* What to work on
Convert everything from the start of the listing down to the line containing "List all visible" into a JSON list of strings, one string per line, with blank lines left out. Leave the pictures out of the answer.

* Recorded information
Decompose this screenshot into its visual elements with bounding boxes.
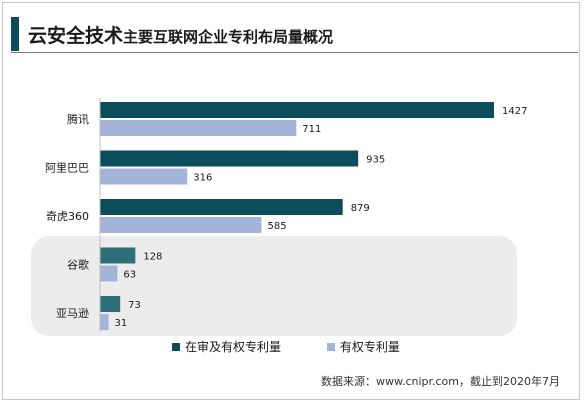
bar-series-2 [100, 168, 188, 185]
data-label-series-1: 1427 [502, 106, 527, 117]
bar-series-2 [100, 120, 297, 136]
data-label-series-1: 73 [128, 300, 141, 311]
legend: 在审及有权专利量 有权专利量 [172, 338, 442, 355]
category-label: 谷歌 [67, 258, 89, 272]
chart-title: 云安全技术主要互联网企业专利布局量概况 [28, 21, 333, 48]
bar-series-2 [100, 314, 109, 330]
bar-series-1 [100, 102, 494, 118]
category-label: 阿里巴巴 [45, 162, 89, 175]
chart-title-sub: 主要互联网企业专利布局量概况 [123, 28, 334, 46]
bar-series-1 [100, 247, 136, 264]
bar-series-1 [100, 150, 359, 167]
legend-label-series-1: 在审及有权专利量 [185, 340, 282, 354]
title-accent-bar [11, 17, 19, 51]
legend-item-series-1: 在审及有权专利量 [172, 338, 281, 355]
legend-item-series-2: 有权专利量 [326, 338, 400, 355]
bar-series-2 [100, 217, 262, 233]
category-label: 亚马逊 [56, 307, 89, 320]
category-label: 腾讯 [67, 112, 89, 126]
title-divider [11, 52, 578, 53]
bar-series-1 [100, 296, 121, 312]
data-label-series-2: 585 [268, 221, 287, 232]
data-label-series-2: 31 [115, 318, 128, 329]
bar-series-1 [100, 199, 343, 215]
legend-label-series-2: 有权专利量 [339, 340, 400, 354]
bar-series-2 [100, 265, 118, 282]
data-label-series-2: 711 [302, 124, 321, 135]
data-label-series-1: 935 [366, 155, 385, 166]
source-note: 数据来源：www.cnipr.com，截止到2020年7月 [320, 375, 560, 388]
data-label-series-1: 879 [351, 203, 370, 214]
data-label-series-1: 128 [143, 252, 162, 263]
data-label-series-2: 63 [123, 270, 136, 281]
legend-swatch-series-1 [172, 342, 180, 351]
legend-swatch-series-2 [326, 342, 335, 351]
category-label: 奇虎360 [46, 210, 89, 223]
chart-title-main: 云安全技术 [28, 25, 124, 47]
data-label-series-2: 316 [193, 173, 212, 184]
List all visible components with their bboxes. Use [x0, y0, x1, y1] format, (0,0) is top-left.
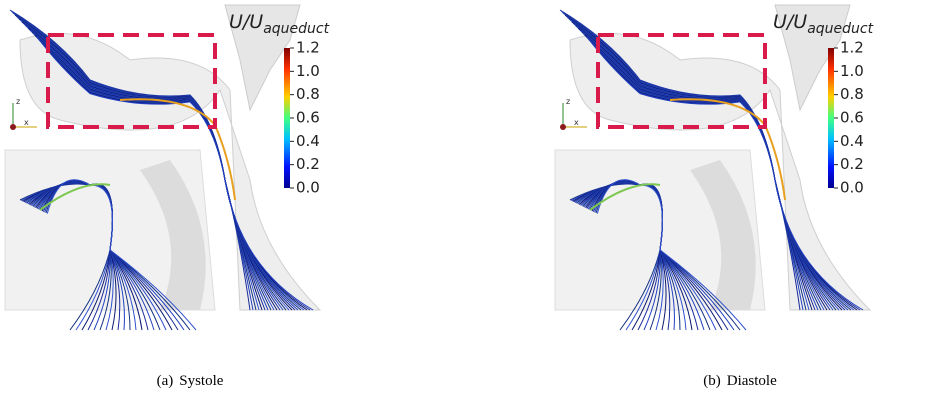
streamline-core	[39, 183, 111, 211]
colorbar-title-sub: aqueduct	[807, 21, 873, 37]
colorbar-tick-label: 1.2	[296, 39, 320, 57]
tissue	[774, 4, 851, 112]
caption-text: Diastole	[727, 373, 777, 389]
streamline	[596, 179, 747, 331]
colorbar-title: U/Uaqueduct	[773, 11, 874, 37]
caption: (b) Diastole	[703, 373, 777, 389]
caption-label: (a)	[157, 373, 174, 389]
streamline	[46, 179, 197, 331]
inset-frame	[596, 33, 767, 129]
axis-label: z	[566, 97, 570, 106]
colorbar-tick-label: 1.2	[840, 39, 864, 57]
caption-text: Systole	[179, 373, 224, 389]
colorbar-tick-label: 0.8	[840, 85, 864, 103]
inset-frame	[46, 33, 217, 129]
streamline-core	[589, 183, 661, 211]
colorbar-tick-label: 0.8	[296, 85, 320, 103]
colorbar-tick-label: 0.2	[840, 155, 864, 173]
caption-label: (b)	[703, 373, 721, 389]
streamline	[36, 36, 314, 311]
colorbar-tick-label: 0.2	[296, 155, 320, 173]
colorbar-tick-label: 0.4	[840, 132, 864, 150]
tissue	[690, 160, 756, 310]
axis-triad	[10, 124, 16, 130]
colorbar	[828, 48, 834, 188]
colorbar-tick-label: 1.0	[840, 62, 864, 80]
colorbar-tick-label: 0.4	[296, 132, 320, 150]
colorbar-tick-label: 1.0	[296, 62, 320, 80]
axis-triad	[560, 124, 566, 130]
axis-label: x	[24, 118, 29, 127]
panel: z x U/Uaqueduct 0.0 0.2 0.4 0.6 0.8 1.0 1.2 (a) Sys…	[4, 4, 330, 389]
colorbar-tick-label: 0.6	[840, 109, 864, 127]
colorbar-title: U/Uaqueduct	[229, 11, 330, 37]
colorbar-title-main: U/U	[229, 11, 263, 33]
tissue	[224, 4, 301, 112]
panel: z x U/Uaqueduct 0.0 0.2 0.4 0.6 0.8 1.0 1.2 (b) Dia…	[554, 4, 874, 389]
caption: (a) Systole	[157, 373, 224, 389]
tissue	[140, 160, 206, 310]
colorbar-title-sub: aqueduct	[263, 21, 329, 37]
streamline	[586, 36, 864, 311]
axis-label: x	[574, 118, 579, 127]
colorbar-title-main: U/U	[773, 11, 807, 33]
colorbar-tick-label: 0.0	[840, 179, 864, 197]
colorbar-tick-label: 0.6	[296, 109, 320, 127]
colorbar-tick-label: 0.0	[296, 179, 320, 197]
axis-label: z	[16, 97, 20, 106]
colorbar	[284, 48, 290, 188]
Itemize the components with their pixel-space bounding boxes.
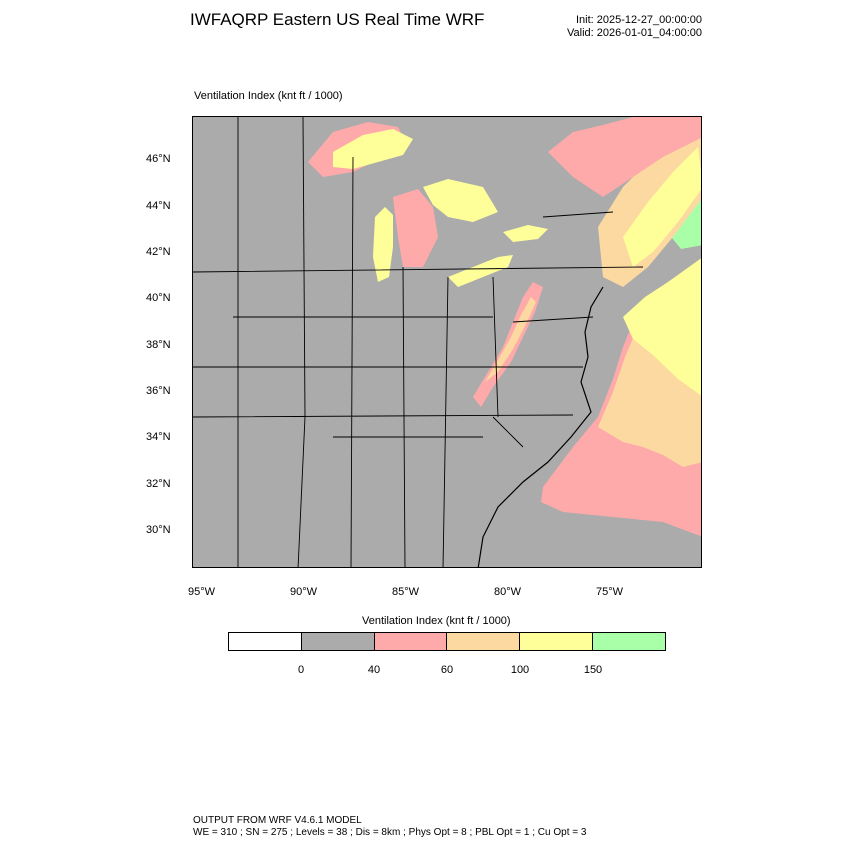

* Full solution
[
  "Decompose this screenshot into its visual elements with bounding boxes.",
  "bar-series-2 [100, 168, 188, 185]",
  "data-label-series-1: 1427 [502, 106, 527, 117]",
  "bar-series-2 [100, 120, 297, 136]",
  "data-label-series-1: 73 [128, 300, 141, 311]",
  "legend: 在审及有权专利量 有权专利量 [172, 338, 442, 355]",
  "category-label: 谷歌 [67, 258, 89, 272]",
  "chart-title: 云安全技术主要互联网企业专利布局量概况 [28, 21, 333, 48]",
  "bar-series-2 [100, 314, 109, 330]",
  "bar-series-1 [100, 102, 494, 118]",
  "category-label: 阿里巴巴 [45, 162, 89, 175]",
  "chart-title-sub: 主要互联网企业专利布局量概况 [123, 28, 334, 46]",
  "bar-series-1 [100, 247, 136, 264]",
  "bar-series-1 [100, 150, 359, 167]",
  "legend-label-series-1: 在审及有权专利量 [185, 340, 282, 354]",
  "title-accent-bar [11, 17, 19, 51]",
  "legend-item-series-1: 在审及有权专利量 [172, 338, 281, 355]",
  "legend-item-series-2: 有权专利量 [326, 338, 400, 355]",
  "bar-series-2 [100, 217, 262, 233]",
  "category-label: 亚马逊 [56, 307, 89, 320]",
  "category-label: 腾讯 [67, 112, 89, 126]",
  "title-divider [11, 52, 578, 53]",
  "bar-series-1 [100, 296, 121, 312]",
  "data-label-series-2: 585 [268, 221, 287, 232]",
  "data-label-series-2: 31 [115, 318, 128, 329]",
  "bar-series-1 [100, 199, 343, 215]",
  "legend-label-series-2: 有权专利量 [339, 340, 400, 354]",
  "bar-series-2 [100, 265, 118, 282]",
  "data-label-series-2: 711 [302, 124, 321, 135]",
  "data-label-series-1: 935 [366, 155, 385, 166]",
  "source-note: 数据来源：www.cnipr.com，截止到2020年7月 [320, 375, 560, 388]",
  "data-label-series-1: 879 [351, 203, 370, 214]",
  "data-label-series-1: 128 [143, 252, 162, 263]",
  "data-label-series-2: 63 [123, 270, 136, 281]",
  "legend-swatch-series-1 [172, 342, 180, 351]",
  "legend-swatch-series-2 [326, 342, 335, 351]",
  "category-label: 奇虎360 [46, 210, 89, 223]",
  "chart-title-main: 云安全技术 [28, 25, 124, 47]",
  "data-label-series-2: 316 [193, 173, 212, 184]",
  "List all visible components with their bboxes. Use [x0, y0, x1, y1] format, (0,0) is top-left."
]